◆ PASSAGE TO READ
HTML DOM Using .NET

ai8rahim

4.75/5 (10 votes)

Jun 5, 2010

CPOL

7 min read

142760

5690

Retrieving & Processing HTML from Websites in .NET Applications

Download demo application - 21.96 KB

Introduction

Today the software development landscape has evolved significantly with the proliferation of Web technologies. Thus a majority of applications developed have some form of connectivity or integration with another application, web service, web application, remote database, etc.

This article will therefore try to touch one specific area, which is HTML content and DOM. And in doing so, it will investigate two approaches available in .NET which can be used to fuse these two for some practical purpose.

Examples provided are based on .NET code and libraries. However, the concepts remain the same for HTML and DOM are independent from any programming language. This article is not exhaustive in any manner, however references are provided for those seeking a more in depth coverage.

Background

According to W3C [1], HTML is the publishing language for the World Wide Web. This basically means that HTML is the language that is used to display content in your web browser when you visit any website.

◆ WRITTEN REQUEST
According to W3C, as cited in the article about HTML DOM using .NET, what is HTML? Rely only on the article about HTML DOM using .NET.

◆ DATASET EXTRACT
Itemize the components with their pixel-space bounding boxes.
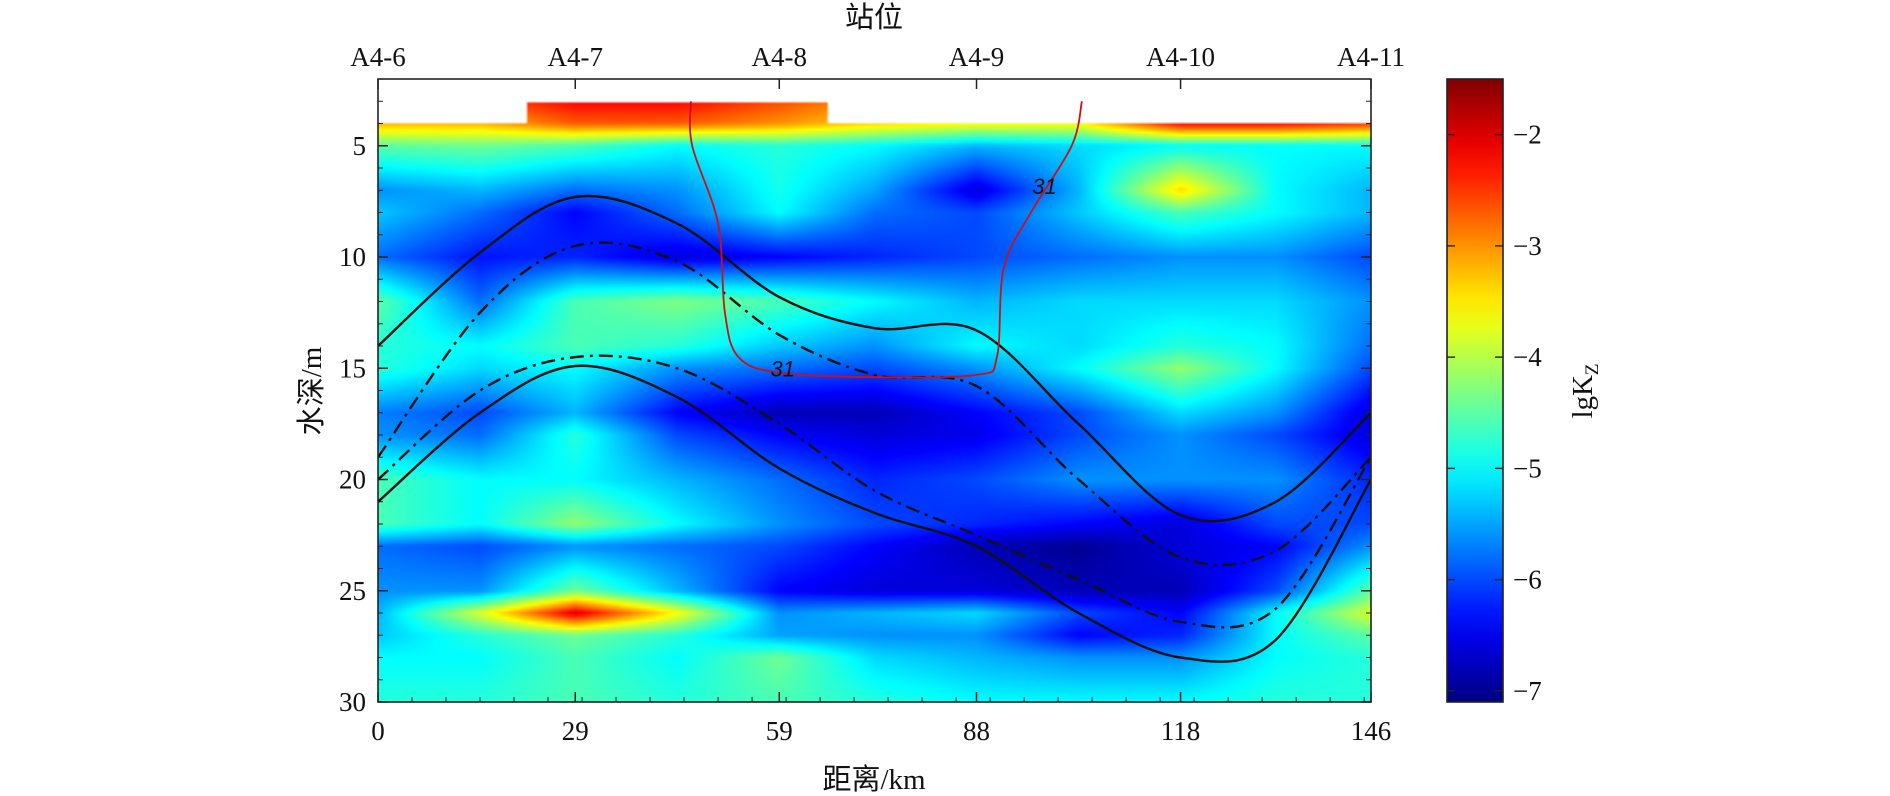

◆ SOLUTION TO THIS TASK
HTML is the publishing language for the World Wide Web.